§ **WHAT IS BEING ASKED**: From the listing that follows, output everything exactly except the pictures.

§ **SUPPLIED DATA**:
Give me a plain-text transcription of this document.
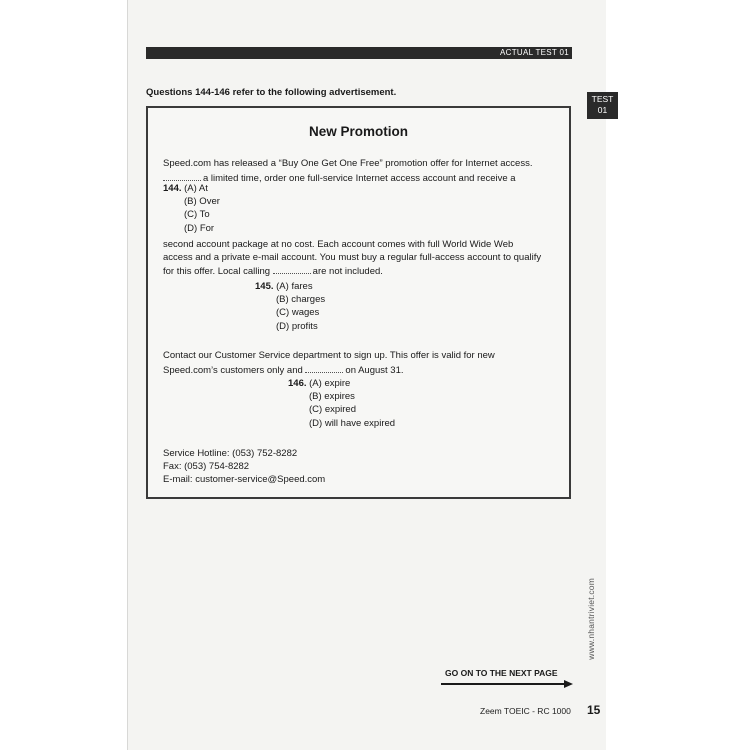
ACTUAL TEST 01
TEST
01
Questions 144-146 refer to the following advertisement.
New Promotion
Speed.com has released a “Buy One Get One Free” promotion offer for Internet access.
a limited time, order one full-service Internet access account and receive a
144. (A) At
(B) Over
(C) To
(D) For
second account package at no cost. Each account comes with full World Wide Web
access and a private e-mail account. You must buy a regular full-access account to qualify
for this offer. Local calling	are not included.
145. (A) fares
(B) charges
(C) wages
(D) profits
Contact our Customer Service department to sign up. This offer is valid for new
Speed.com’s customers only and	on August 31.
146. (A) expire
(B) expires
(C) expired
(D) will have expired
Service Hotline: (053) 752-8282
Fax: (053) 754-8282
E-mail: customer-service@Speed.com
GO ON TO THE NEXT PAGE
Zeem TOEIC - RC 1000 15
www.nhantriviet.com
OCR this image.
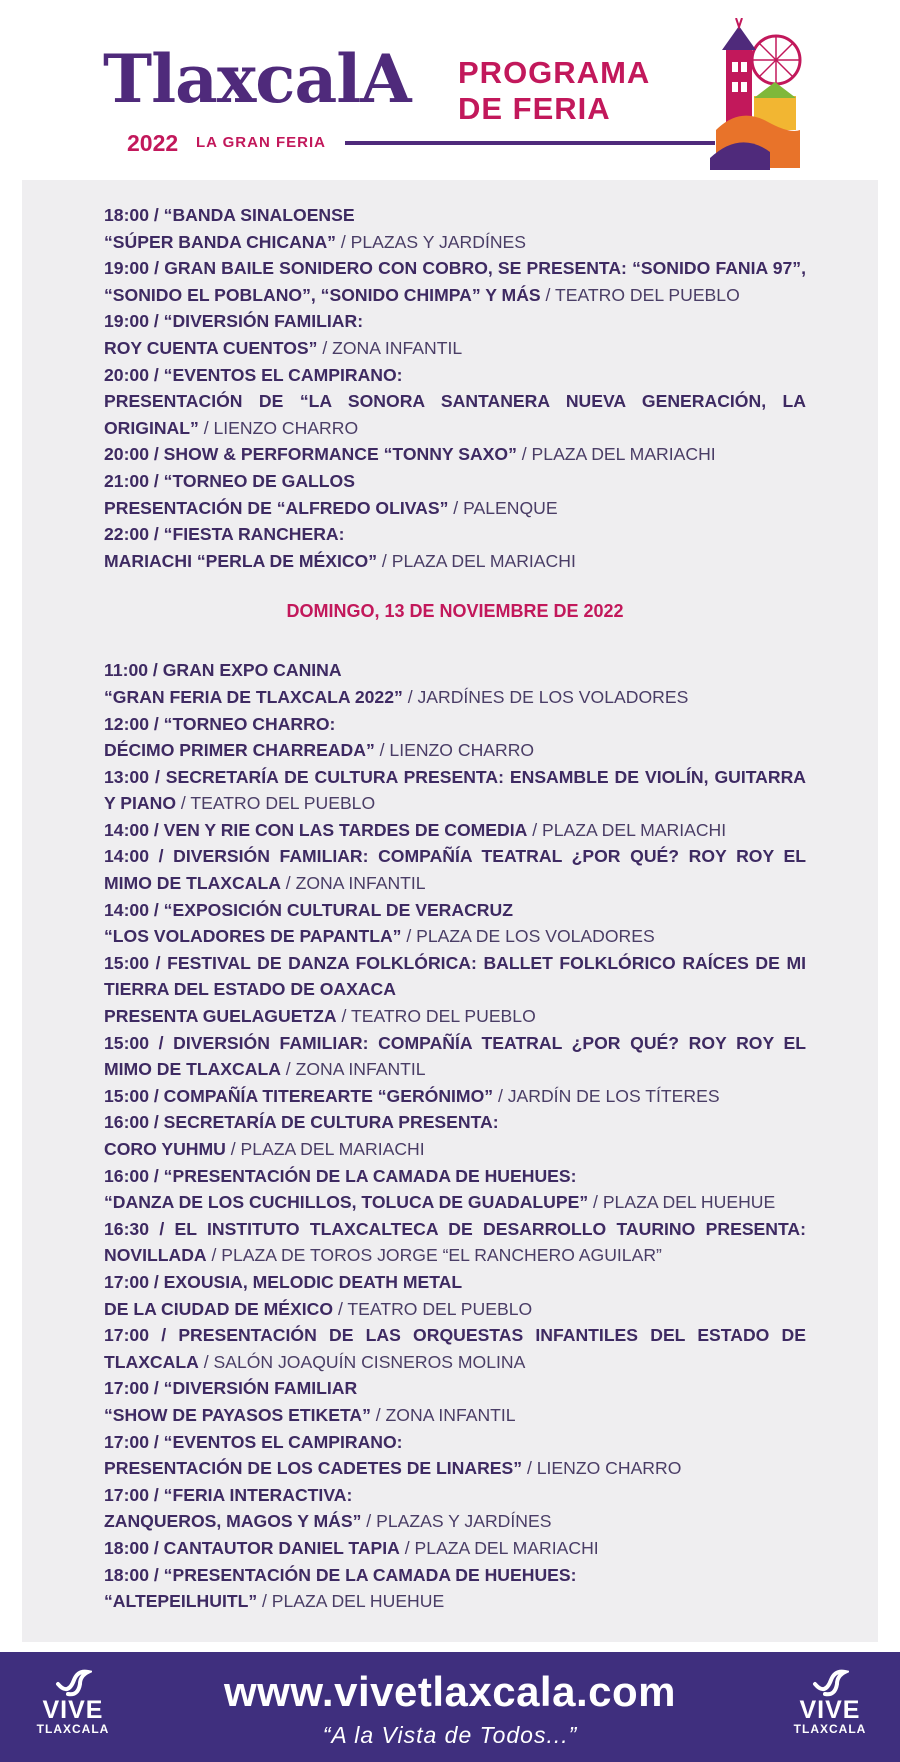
TlaxcalA
2022 LA GRAN FERIA
PROGRAMA
DE FERIA
18:00 / “BANDA SINALOENSE
“SÚPER BANDA CHICANA” / PLAZAS Y JARDÍNES
19:00 / GRAN BAILE SONIDERO CON COBRO, SE PRESENTA: “SONIDO FANIA 97”, “SONIDO EL POBLANO”, “SONIDO CHIMPA” Y MÁS / TEATRO DEL PUEBLO
19:00 / “DIVERSIÓN FAMILIAR:
ROY CUENTA CUENTOS” / ZONA INFANTIL
20:00 / “EVENTOS EL CAMPIRANO:
PRESENTACIÓN DE “LA SONORA SANTANERA NUEVA GENERACIÓN, LA ORIGINAL” / LIENZO CHARRO
20:00 / SHOW & PERFORMANCE “TONNY SAXO” / PLAZA DEL MARIACHI
21:00 / “TORNEO DE GALLOS
PRESENTACIÓN DE “ALFREDO OLIVAS” / PALENQUE
22:00 / “FIESTA RANCHERA:
MARIACHI “PERLA DE MÉXICO” / PLAZA DEL MARIACHI
DOMINGO, 13 DE NOVIEMBRE DE 2022
11:00 / GRAN EXPO CANINA
“GRAN FERIA DE TLAXCALA 2022” / JARDÍNES DE LOS VOLADORES
12:00 / “TORNEO CHARRO:
DÉCIMO PRIMER CHARREADA” / LIENZO CHARRO
13:00 / SECRETARÍA DE CULTURA PRESENTA: ENSAMBLE DE VIOLÍN, GUITARRA Y PIANO / TEATRO DEL PUEBLO
14:00 / VEN Y RIE CON LAS TARDES DE COMEDIA / PLAZA DEL MARIACHI
14:00 / DIVERSIÓN FAMILIAR: COMPAÑÍA TEATRAL ¿POR QUÉ? ROY ROY EL MIMO DE TLAXCALA / ZONA INFANTIL
14:00 / “EXPOSICIÓN CULTURAL DE VERACRUZ
“LOS VOLADORES DE PAPANTLA” / PLAZA DE LOS VOLADORES
15:00 / FESTIVAL DE DANZA FOLKLÓRICA: BALLET FOLKLÓRICO RAÍCES DE MI TIERRA DEL ESTADO DE OAXACA
PRESENTA GUELAGUETZA / TEATRO DEL PUEBLO
15:00 / DIVERSIÓN FAMILIAR: COMPAÑÍA TEATRAL ¿POR QUÉ? ROY ROY EL MIMO DE TLAXCALA / ZONA INFANTIL
15:00 / COMPAÑÍA TITEREARTE “GERÓNIMO” / JARDÍN DE LOS TÍTERES
16:00 / SECRETARÍA DE CULTURA PRESENTA:
CORO YUHMU / PLAZA DEL MARIACHI
16:00 / “PRESENTACIÓN DE LA CAMADA DE HUEHUES:
“DANZA DE LOS CUCHILLOS, TOLUCA DE GUADALUPE” / PLAZA DEL HUEHUE
16:30 / EL INSTITUTO TLAXCALTECA DE DESARROLLO TAURINO PRESENTA: NOVILLADA / PLAZA DE TOROS JORGE “EL RANCHERO AGUILAR”
17:00 / EXOUSIA, MELODIC DEATH METAL
DE LA CIUDAD DE MÉXICO / TEATRO DEL PUEBLO
17:00 / PRESENTACIÓN DE LAS ORQUESTAS INFANTILES DEL ESTADO DE TLAXCALA / SALÓN JOAQUÍN CISNEROS MOLINA
17:00 / “DIVERSIÓN FAMILIAR
“SHOW DE PAYASOS ETIKETA” / ZONA INFANTIL
17:00 / “EVENTOS EL CAMPIRANO:
PRESENTACIÓN DE LOS CADETES DE LINARES” / LIENZO CHARRO
17:00 / “FERIA INTERACTIVA:
ZANQUEROS, MAGOS Y MÁS” / PLAZAS Y JARDÍNES
18:00 / CANTAUTOR DANIEL TAPIA / PLAZA DEL MARIACHI
18:00 / “PRESENTACIÓN DE LA CAMADA DE HUEHUES:
“ALTEPEILHUITL” / PLAZA DEL HUEHUE
VIVE
TLAXCALA
www.vivetlaxcala.com
“A la Vista de Todos...”
VIVE
TLAXCALA
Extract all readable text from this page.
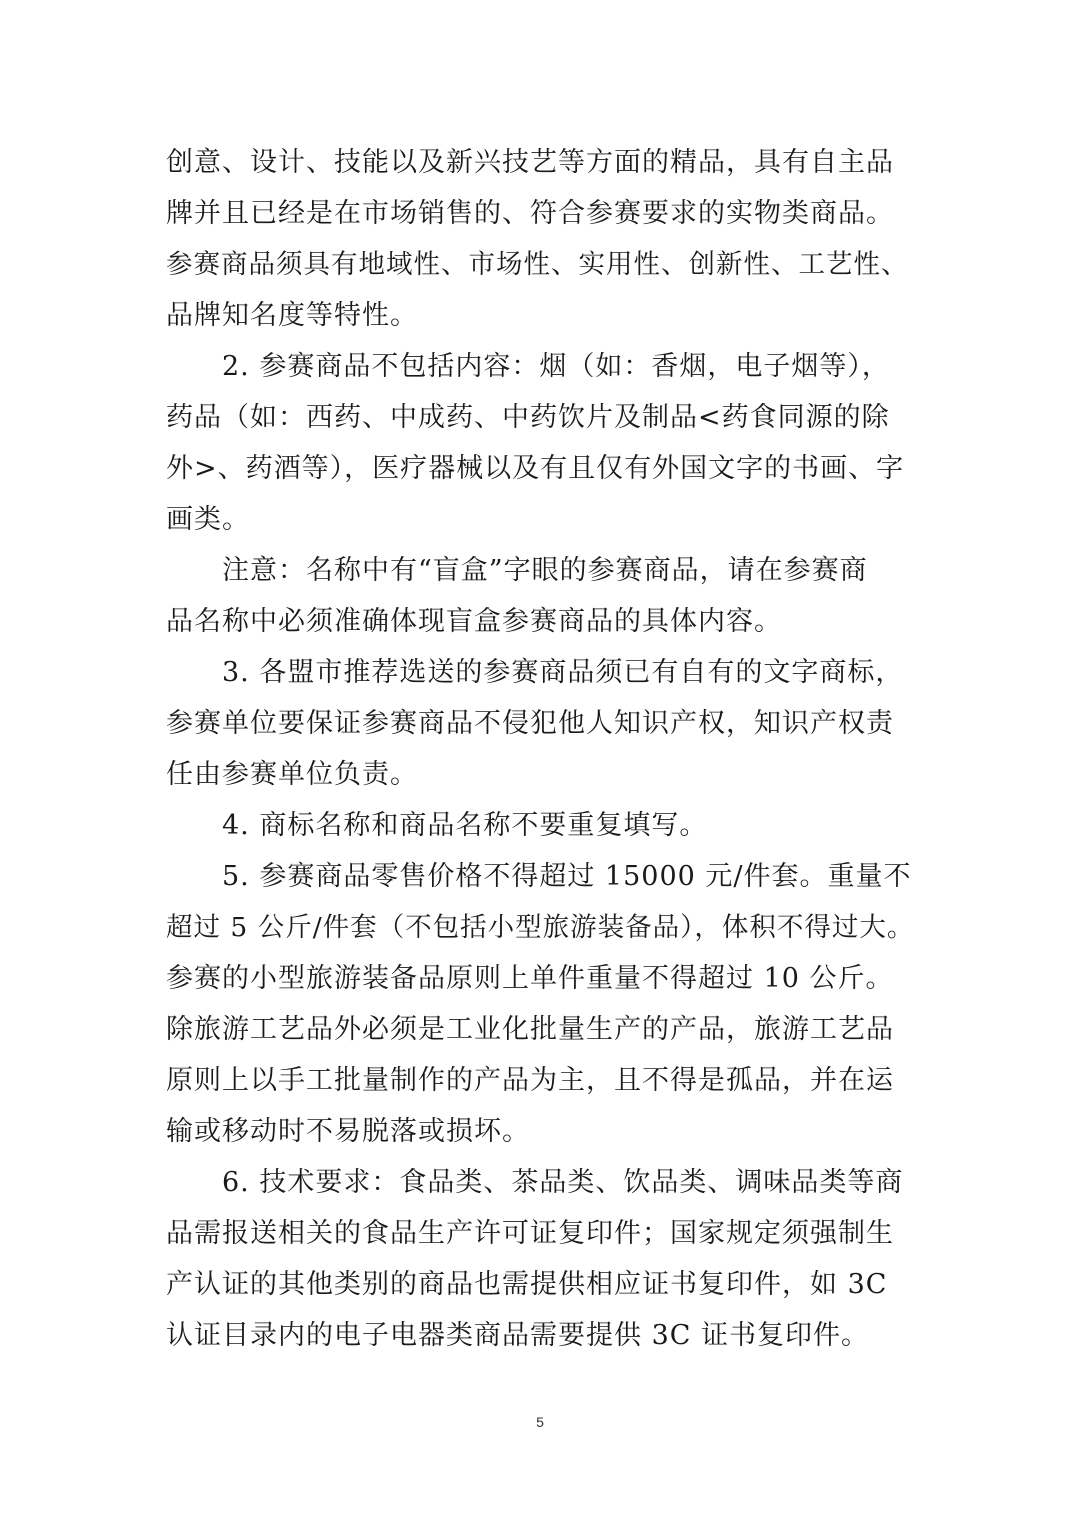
创意、设计、技能以及新兴技艺等方面的精品，具有自主品
牌并且已经是在市场销售的、符合参赛要求的实物类商品。
参赛商品须具有地域性、市场性、实用性、创新性、工艺性、
品牌知名度等特性。
2. 参赛商品不包括内容：烟（如：香烟，电子烟等），
药品（如：西药、中成药、中药饮片及制品<药食同源的除
外>、药酒等），医疗器械以及有且仅有外国文字的书画、字
画类。
注意：名称中有“盲盒”字眼的参赛商品，请在参赛商
品名称中必须准确体现盲盒参赛商品的具体内容。
3. 各盟市推荐选送的参赛商品须已有自有的文字商标，
参赛单位要保证参赛商品不侵犯他人知识产权，知识产权责
任由参赛单位负责。
4. 商标名称和商品名称不要重复填写。
5. 参赛商品零售价格不得超过 15000 元/件套。重量不
超过 5 公斤/件套（不包括小型旅游装备品），体积不得过大。
参赛的小型旅游装备品原则上单件重量不得超过 10 公斤。
除旅游工艺品外必须是工业化批量生产的产品，旅游工艺品
原则上以手工批量制作的产品为主，且不得是孤品，并在运
输或移动时不易脱落或损坏。
6. 技术要求：食品类、茶品类、饮品类、调味品类等商
品需报送相关的食品生产许可证复印件；国家规定须强制生
产认证的其他类别的商品也需提供相应证书复印件，如 3C
认证目录内的电子电器类商品需要提供 3C 证书复印件。
5
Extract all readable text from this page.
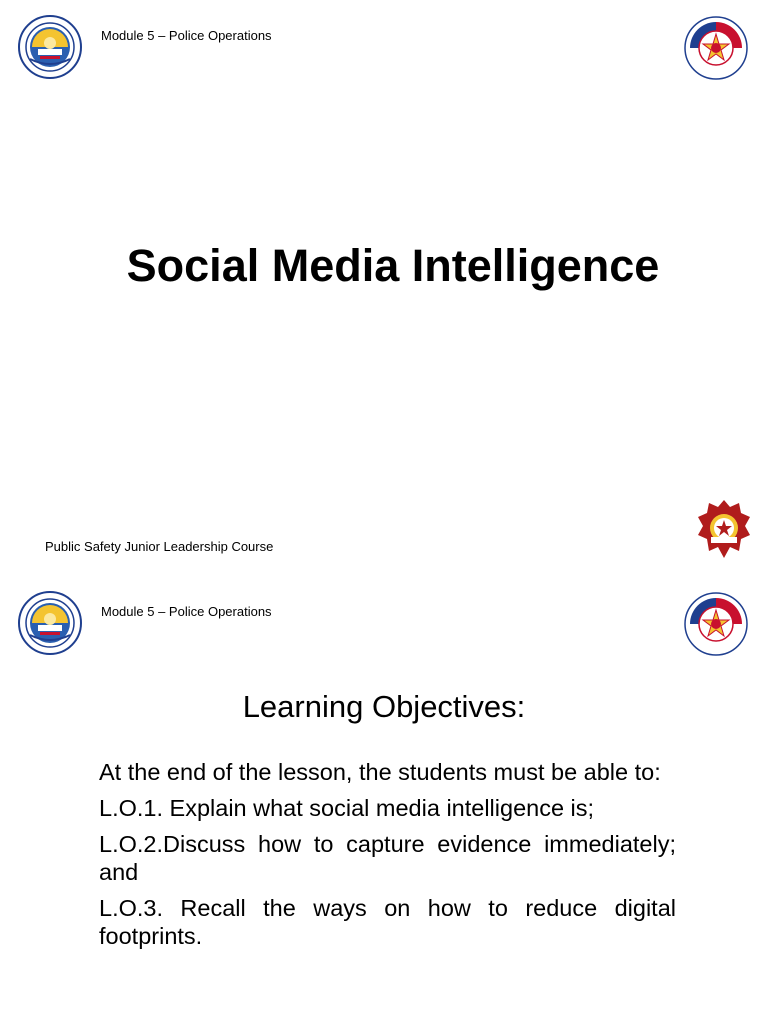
Module 5 – Police Operations
Social Media Intelligence
Public Safety Junior Leadership Course
Module 5 – Police Operations
Learning Objectives:

At the end of the lesson, the students must be able to:

L.O.1. Explain what social media intelligence is;

L.O.2.Discuss how to capture evidence immediately; and

L.O.3. Recall the ways on how to reduce digital footprints.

§ **WRITTEN REPLY**:
Give me a plain-text transcription of this document.
ACTUAL TEST 01
TEST
01
Questions 144-146 refer to the following advertisement.
New Promotion
Speed.com has released a “Buy One Get One Free” promotion offer for Internet access.
a limited time, order one full-service Internet access account and receive a
144. (A) At
(B) Over
(C) To
(D) For
second account package at no cost. Each account comes with full World Wide Web
access and a private e-mail account. You must buy a regular full-access account to qualify
for this offer. Local calling	are not included.
145. (A) fares
(B) charges
(C) wages
(D) profits
Contact our Customer Service department to sign up. This offer is valid for new
Speed.com’s customers only and	on August 31.
146. (A) expire
(B) expires
(C) expired
(D) will have expired
Service Hotline: (053) 752-8282
Fax: (053) 754-8282
E-mail: customer-service@Speed.com
GO ON TO THE NEXT PAGE
Zeem TOEIC - RC 1000 15
www.nhantriviet.com
OCR this image.
TlaxcalA
2022 LA GRAN FERIA
PROGRAMA
DE FERIA
18:00 / “BANDA SINALOENSE
“SÚPER BANDA CHICANA” / PLAZAS Y JARDÍNES
19:00 / GRAN BAILE SONIDERO CON COBRO, SE PRESENTA: “SONIDO FANIA 97”, “SONIDO EL POBLANO”, “SONIDO CHIMPA” Y MÁS / TEATRO DEL PUEBLO
19:00 / “DIVERSIÓN FAMILIAR:
ROY CUENTA CUENTOS” / ZONA INFANTIL
20:00 / “EVENTOS EL CAMPIRANO:
PRESENTACIÓN DE “LA SONORA SANTANERA NUEVA GENERACIÓN, LA ORIGINAL” / LIENZO CHARRO
20:00 / SHOW & PERFORMANCE “TONNY SAXO” / PLAZA DEL MARIACHI
21:00 / “TORNEO DE GALLOS
PRESENTACIÓN DE “ALFREDO OLIVAS” / PALENQUE
22:00 / “FIESTA RANCHERA:
MARIACHI “PERLA DE MÉXICO” / PLAZA DEL MARIACHI
DOMINGO, 13 DE NOVIEMBRE DE 2022
11:00 / GRAN EXPO CANINA
“GRAN FERIA DE TLAXCALA 2022” / JARDÍNES DE LOS VOLADORES
12:00 / “TORNEO CHARRO:
DÉCIMO PRIMER CHARREADA” / LIENZO CHARRO
13:00 / SECRETARÍA DE CULTURA PRESENTA: ENSAMBLE DE VIOLÍN, GUITARRA Y PIANO / TEATRO DEL PUEBLO
14:00 / VEN Y RIE CON LAS TARDES DE COMEDIA / PLAZA DEL MARIACHI
14:00 / DIVERSIÓN FAMILIAR: COMPAÑÍA TEATRAL ¿POR QUÉ? ROY ROY EL MIMO DE TLAXCALA / ZONA INFANTIL
14:00 / “EXPOSICIÓN CULTURAL DE VERACRUZ
“LOS VOLADORES DE PAPANTLA” / PLAZA DE LOS VOLADORES
15:00 / FESTIVAL DE DANZA FOLKLÓRICA: BALLET FOLKLÓRICO RAÍCES DE MI TIERRA DEL ESTADO DE OAXACA
PRESENTA GUELAGUETZA / TEATRO DEL PUEBLO
15:00 / DIVERSIÓN FAMILIAR: COMPAÑÍA TEATRAL ¿POR QUÉ? ROY ROY EL MIMO DE TLAXCALA / ZONA INFANTIL
15:00 / COMPAÑÍA TITEREARTE “GERÓNIMO” / JARDÍN DE LOS TÍTERES
16:00 / SECRETARÍA DE CULTURA PRESENTA:
CORO YUHMU / PLAZA DEL MARIACHI
16:00 / “PRESENTACIÓN DE LA CAMADA DE HUEHUES:
“DANZA DE LOS CUCHILLOS, TOLUCA DE GUADALUPE” / PLAZA DEL HUEHUE
16:30 / EL INSTITUTO TLAXCALTECA DE DESARROLLO TAURINO PRESENTA: NOVILLADA / PLAZA DE TOROS JORGE “EL RANCHERO AGUILAR”
17:00 / EXOUSIA, MELODIC DEATH METAL
DE LA CIUDAD DE MÉXICO / TEATRO DEL PUEBLO
17:00 / PRESENTACIÓN DE LAS ORQUESTAS INFANTILES DEL ESTADO DE TLAXCALA / SALÓN JOAQUÍN CISNEROS MOLINA
17:00 / “DIVERSIÓN FAMILIAR
“SHOW DE PAYASOS ETIKETA” / ZONA INFANTIL
17:00 / “EVENTOS EL CAMPIRANO:
PRESENTACIÓN DE LOS CADETES DE LINARES” / LIENZO CHARRO
17:00 / “FERIA INTERACTIVA:
ZANQUEROS, MAGOS Y MÁS” / PLAZAS Y JARDÍNES
18:00 / CANTAUTOR DANIEL TAPIA / PLAZA DEL MARIACHI
18:00 / “PRESENTACIÓN DE LA CAMADA DE HUEHUES:
“ALTEPEILHUITL” / PLAZA DEL HUEHUE
VIVE
TLAXCALA
www.vivetlaxcala.com
“A la Vista de Todos...”
VIVE
TLAXCALA
Extract all readable text from this page.
创意、设计、技能以及新兴技艺等方面的精品，具有自主品
牌并且已经是在市场销售的、符合参赛要求的实物类商品。
参赛商品须具有地域性、市场性、实用性、创新性、工艺性、
品牌知名度等特性。
2. 参赛商品不包括内容：烟（如：香烟，电子烟等），
药品（如：西药、中成药、中药饮片及制品<药食同源的除
外>、药酒等），医疗器械以及有且仅有外国文字的书画、字
画类。
注意：名称中有“盲盒”字眼的参赛商品，请在参赛商
品名称中必须准确体现盲盒参赛商品的具体内容。
3. 各盟市推荐选送的参赛商品须已有自有的文字商标，
参赛单位要保证参赛商品不侵犯他人知识产权，知识产权责
任由参赛单位负责。
4. 商标名称和商品名称不要重复填写。
5. 参赛商品零售价格不得超过 15000 元/件套。重量不
超过 5 公斤/件套（不包括小型旅游装备品），体积不得过大。
参赛的小型旅游装备品原则上单件重量不得超过 10 公斤。
除旅游工艺品外必须是工业化批量生产的产品，旅游工艺品
原则上以手工批量制作的产品为主，且不得是孤品，并在运
输或移动时不易脱落或损坏。
6. 技术要求：食品类、茶品类、饮品类、调味品类等商
品需报送相关的食品生产许可证复印件；国家规定须强制生
产认证的其他类别的商品也需提供相应证书复印件，如 3C
认证目录内的电子电器类商品需要提供 3C 证书复印件。
5
Extract all readable text from this page.
Module 5 – Police Operations
Social Media Intelligence
Public Safety Junior Leadership Course
Module 5 – Police Operations
Learning Objectives:

At the end of the lesson, the students must be able to:

L.O.1. Explain what social media intelligence is;

L.O.2.Discuss how to capture evidence immediately; and

L.O.3. Recall the ways on how to reduce digital footprints.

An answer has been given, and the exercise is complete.